[START OF Data records]

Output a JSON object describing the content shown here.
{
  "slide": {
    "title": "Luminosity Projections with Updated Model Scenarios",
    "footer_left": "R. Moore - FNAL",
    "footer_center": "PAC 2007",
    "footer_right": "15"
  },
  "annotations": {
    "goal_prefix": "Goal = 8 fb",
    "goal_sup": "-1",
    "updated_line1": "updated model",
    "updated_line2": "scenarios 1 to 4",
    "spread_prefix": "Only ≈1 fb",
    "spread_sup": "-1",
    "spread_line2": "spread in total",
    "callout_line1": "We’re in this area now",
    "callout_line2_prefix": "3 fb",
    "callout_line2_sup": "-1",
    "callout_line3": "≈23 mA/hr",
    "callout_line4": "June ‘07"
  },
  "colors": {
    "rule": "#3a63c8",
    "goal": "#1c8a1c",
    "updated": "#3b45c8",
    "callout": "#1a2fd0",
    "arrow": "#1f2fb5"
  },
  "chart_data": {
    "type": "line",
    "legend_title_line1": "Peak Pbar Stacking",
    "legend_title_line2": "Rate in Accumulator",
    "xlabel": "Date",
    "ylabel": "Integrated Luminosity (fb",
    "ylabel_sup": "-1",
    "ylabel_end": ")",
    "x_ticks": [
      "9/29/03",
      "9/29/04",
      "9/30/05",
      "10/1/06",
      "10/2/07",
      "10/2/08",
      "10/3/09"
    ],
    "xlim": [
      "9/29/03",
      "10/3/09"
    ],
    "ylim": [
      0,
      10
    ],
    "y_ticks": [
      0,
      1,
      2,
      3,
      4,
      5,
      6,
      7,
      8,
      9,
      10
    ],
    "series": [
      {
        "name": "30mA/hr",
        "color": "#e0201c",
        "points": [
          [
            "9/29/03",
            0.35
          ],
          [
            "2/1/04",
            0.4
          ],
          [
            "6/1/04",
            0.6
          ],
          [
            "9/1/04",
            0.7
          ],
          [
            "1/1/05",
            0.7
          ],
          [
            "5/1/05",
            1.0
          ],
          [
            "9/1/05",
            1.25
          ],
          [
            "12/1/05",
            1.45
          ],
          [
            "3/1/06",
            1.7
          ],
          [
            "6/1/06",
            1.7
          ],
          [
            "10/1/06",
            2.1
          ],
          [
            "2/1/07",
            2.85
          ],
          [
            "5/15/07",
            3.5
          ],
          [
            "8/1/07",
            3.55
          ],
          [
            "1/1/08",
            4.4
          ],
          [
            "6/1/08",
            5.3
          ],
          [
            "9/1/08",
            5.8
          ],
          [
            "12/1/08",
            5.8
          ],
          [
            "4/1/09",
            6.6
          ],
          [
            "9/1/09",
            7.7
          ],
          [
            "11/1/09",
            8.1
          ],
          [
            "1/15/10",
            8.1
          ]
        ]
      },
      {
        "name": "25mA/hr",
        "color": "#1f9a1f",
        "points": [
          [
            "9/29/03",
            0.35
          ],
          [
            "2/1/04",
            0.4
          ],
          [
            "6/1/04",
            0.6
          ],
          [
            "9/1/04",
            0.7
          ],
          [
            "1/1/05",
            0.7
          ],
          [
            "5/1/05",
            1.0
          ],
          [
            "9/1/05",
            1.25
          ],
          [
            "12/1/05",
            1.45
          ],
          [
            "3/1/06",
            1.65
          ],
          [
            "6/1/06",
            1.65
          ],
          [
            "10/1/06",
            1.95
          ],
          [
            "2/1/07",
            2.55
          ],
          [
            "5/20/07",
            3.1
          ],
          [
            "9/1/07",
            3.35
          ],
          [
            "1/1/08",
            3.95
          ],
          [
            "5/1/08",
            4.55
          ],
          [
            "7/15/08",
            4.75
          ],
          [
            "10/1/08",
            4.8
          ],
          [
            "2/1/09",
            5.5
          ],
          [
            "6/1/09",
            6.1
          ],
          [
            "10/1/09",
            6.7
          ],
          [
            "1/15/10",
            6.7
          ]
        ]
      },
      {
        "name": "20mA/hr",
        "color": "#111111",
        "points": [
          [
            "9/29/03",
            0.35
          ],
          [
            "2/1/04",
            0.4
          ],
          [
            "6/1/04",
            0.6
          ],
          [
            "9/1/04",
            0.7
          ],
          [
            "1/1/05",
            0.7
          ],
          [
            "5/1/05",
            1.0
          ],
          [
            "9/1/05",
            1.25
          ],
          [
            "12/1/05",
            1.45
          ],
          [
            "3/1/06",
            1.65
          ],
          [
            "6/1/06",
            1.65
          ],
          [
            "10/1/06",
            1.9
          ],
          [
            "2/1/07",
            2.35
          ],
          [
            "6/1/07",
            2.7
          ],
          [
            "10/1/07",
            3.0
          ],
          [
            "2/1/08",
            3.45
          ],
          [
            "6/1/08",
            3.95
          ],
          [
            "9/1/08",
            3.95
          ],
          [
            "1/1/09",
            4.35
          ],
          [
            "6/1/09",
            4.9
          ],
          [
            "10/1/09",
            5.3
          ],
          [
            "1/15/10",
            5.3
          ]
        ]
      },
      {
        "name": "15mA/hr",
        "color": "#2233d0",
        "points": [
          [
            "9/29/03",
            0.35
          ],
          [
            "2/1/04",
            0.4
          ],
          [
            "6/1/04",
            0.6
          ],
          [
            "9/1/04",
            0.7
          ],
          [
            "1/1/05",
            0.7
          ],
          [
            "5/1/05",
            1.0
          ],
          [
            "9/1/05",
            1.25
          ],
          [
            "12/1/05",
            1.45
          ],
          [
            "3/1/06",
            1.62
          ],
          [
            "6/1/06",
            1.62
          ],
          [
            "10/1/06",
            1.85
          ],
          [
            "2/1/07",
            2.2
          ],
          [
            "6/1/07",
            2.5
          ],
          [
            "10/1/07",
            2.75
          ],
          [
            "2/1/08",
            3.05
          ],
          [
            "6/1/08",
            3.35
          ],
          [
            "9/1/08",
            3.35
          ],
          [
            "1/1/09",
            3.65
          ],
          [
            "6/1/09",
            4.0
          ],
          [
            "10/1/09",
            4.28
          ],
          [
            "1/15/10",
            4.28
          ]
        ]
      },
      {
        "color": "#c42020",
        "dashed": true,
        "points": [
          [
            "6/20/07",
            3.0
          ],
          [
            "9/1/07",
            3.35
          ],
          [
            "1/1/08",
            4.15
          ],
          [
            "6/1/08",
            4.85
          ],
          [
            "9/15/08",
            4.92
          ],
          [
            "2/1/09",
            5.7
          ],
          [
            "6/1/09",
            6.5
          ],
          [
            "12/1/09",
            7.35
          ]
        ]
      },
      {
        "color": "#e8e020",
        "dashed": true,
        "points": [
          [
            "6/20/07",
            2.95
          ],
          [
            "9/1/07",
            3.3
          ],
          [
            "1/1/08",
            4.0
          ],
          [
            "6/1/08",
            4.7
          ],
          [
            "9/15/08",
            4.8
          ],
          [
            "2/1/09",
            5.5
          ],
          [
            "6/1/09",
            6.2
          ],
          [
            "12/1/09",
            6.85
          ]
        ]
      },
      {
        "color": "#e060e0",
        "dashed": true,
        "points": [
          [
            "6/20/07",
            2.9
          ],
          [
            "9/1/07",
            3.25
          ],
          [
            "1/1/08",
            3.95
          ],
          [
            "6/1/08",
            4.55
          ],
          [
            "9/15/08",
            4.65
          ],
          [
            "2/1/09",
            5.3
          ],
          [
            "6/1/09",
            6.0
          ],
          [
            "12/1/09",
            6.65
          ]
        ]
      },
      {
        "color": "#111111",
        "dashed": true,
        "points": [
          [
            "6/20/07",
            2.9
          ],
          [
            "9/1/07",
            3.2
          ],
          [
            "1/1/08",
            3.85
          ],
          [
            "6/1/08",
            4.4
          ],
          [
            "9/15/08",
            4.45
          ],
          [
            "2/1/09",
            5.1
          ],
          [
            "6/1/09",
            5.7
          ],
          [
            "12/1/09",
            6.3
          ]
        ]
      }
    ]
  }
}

[END OF Data records]

* [Written problem]: From the data above, gather every line that includes the word "Luminosity".

* [Full solution]:
    "title": "Luminosity Projections with Updated Model Scenarios",
    "ylabel": "Integrated Luminosity (fb",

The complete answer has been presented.